_WORK TO COMPLETE_
Without the images, write out all of the following entries exactly.

_Records that describe figures_
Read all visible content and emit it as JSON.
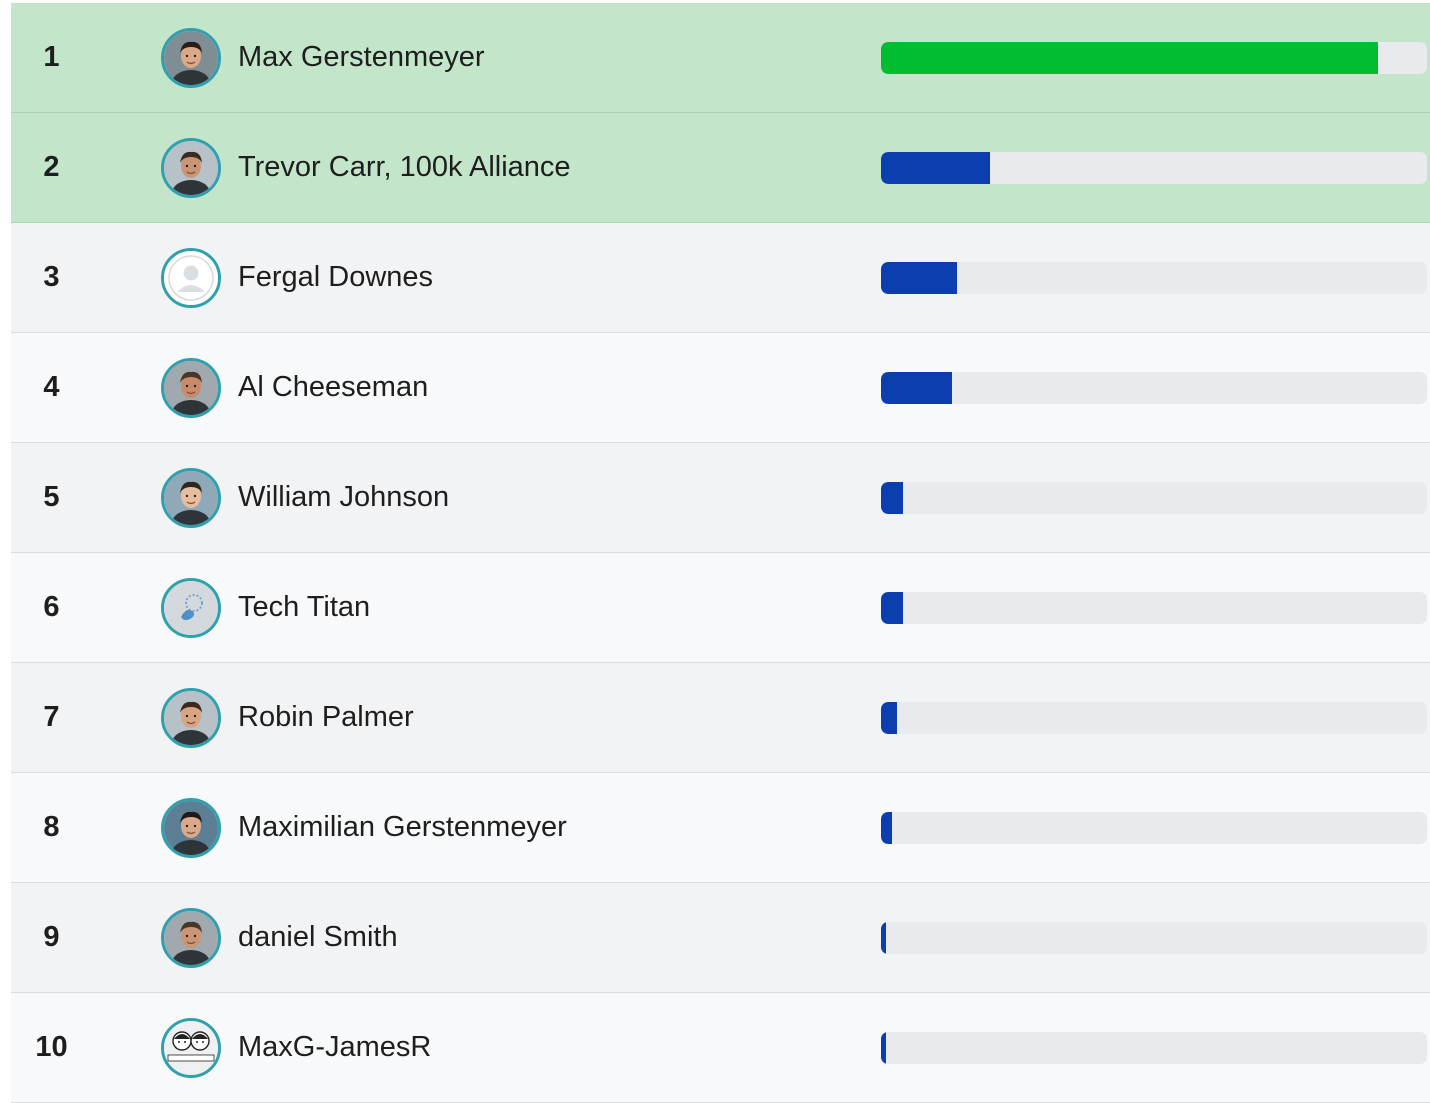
{
  "colors": {
    "first_place_bar": "#00bd32",
    "bar": "#0b3fb0",
    "highlight_row": "#c3e6cb",
    "avatar_ring": "#2fa0ad"
  },
  "leaderboard": {
    "rows": [
      {
        "rank": "1",
        "name": "Max Gerstenmeyer",
        "avatar_icon": "profile-photo",
        "progress": 0.91,
        "highlighted": true
      },
      {
        "rank": "2",
        "name": "Trevor Carr, 100k Alliance",
        "avatar_icon": "profile-photo",
        "progress": 0.2,
        "highlighted": true
      },
      {
        "rank": "3",
        "name": "Fergal Downes",
        "avatar_icon": "default-user-icon",
        "progress": 0.14,
        "highlighted": false
      },
      {
        "rank": "4",
        "name": "Al Cheeseman",
        "avatar_icon": "profile-photo",
        "progress": 0.13,
        "highlighted": false
      },
      {
        "rank": "5",
        "name": "William Johnson",
        "avatar_icon": "profile-photo",
        "progress": 0.04,
        "highlighted": false
      },
      {
        "rank": "6",
        "name": "Tech Titan",
        "avatar_icon": "logo-image",
        "progress": 0.04,
        "highlighted": false
      },
      {
        "rank": "7",
        "name": "Robin Palmer",
        "avatar_icon": "profile-photo",
        "progress": 0.03,
        "highlighted": false
      },
      {
        "rank": "8",
        "name": "Maximilian Gerstenmeyer",
        "avatar_icon": "profile-photo",
        "progress": 0.02,
        "highlighted": false
      },
      {
        "rank": "9",
        "name": "daniel Smith",
        "avatar_icon": "profile-photo",
        "progress": 0.01,
        "highlighted": false
      },
      {
        "rank": "10",
        "name": "MaxG-JamesR",
        "avatar_icon": "cartoon-duo-image",
        "progress": 0.01,
        "highlighted": false
      }
    ]
  }
}
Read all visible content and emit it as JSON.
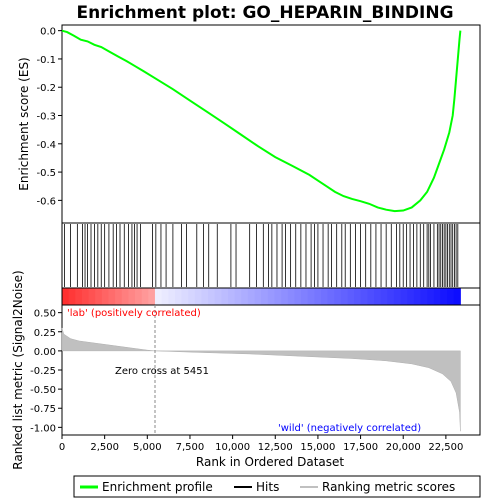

_ANSWER IN FULL_
Read all visible content and emit it as JSON.
{
  "colors": {
    "first_place_bar": "#00bd32",
    "bar": "#0b3fb0",
    "highlight_row": "#c3e6cb",
    "avatar_ring": "#2fa0ad"
  },
  "leaderboard": {
    "rows": [
      {
        "rank": "1",
        "name": "Max Gerstenmeyer",
        "avatar_icon": "profile-photo",
        "progress": 0.91,
        "highlighted": true
      },
      {
        "rank": "2",
        "name": "Trevor Carr, 100k Alliance",
        "avatar_icon": "profile-photo",
        "progress": 0.2,
        "highlighted": true
      },
      {
        "rank": "3",
        "name": "Fergal Downes",
        "avatar_icon": "default-user-icon",
        "progress": 0.14,
        "highlighted": false
      },
      {
        "rank": "4",
        "name": "Al Cheeseman",
        "avatar_icon": "profile-photo",
        "progress": 0.13,
        "highlighted": false
      },
      {
        "rank": "5",
        "name": "William Johnson",
        "avatar_icon": "profile-photo",
        "progress": 0.04,
        "highlighted": false
      },
      {
        "rank": "6",
        "name": "Tech Titan",
        "avatar_icon": "logo-image",
        "progress": 0.04,
        "highlighted": false
      },
      {
        "rank": "7",
        "name": "Robin Palmer",
        "avatar_icon": "profile-photo",
        "progress": 0.03,
        "highlighted": false
      },
      {
        "rank": "8",
        "name": "Maximilian Gerstenmeyer",
        "avatar_icon": "profile-photo",
        "progress": 0.02,
        "highlighted": false
      },
      {
        "rank": "9",
        "name": "daniel Smith",
        "avatar_icon": "profile-photo",
        "progress": 0.01,
        "highlighted": false
      },
      {
        "rank": "10",
        "name": "MaxG-JamesR",
        "avatar_icon": "cartoon-duo-image",
        "progress": 0.01,
        "highlighted": false
      }
    ]
  }
}
Read all visible content and emit it as JSON.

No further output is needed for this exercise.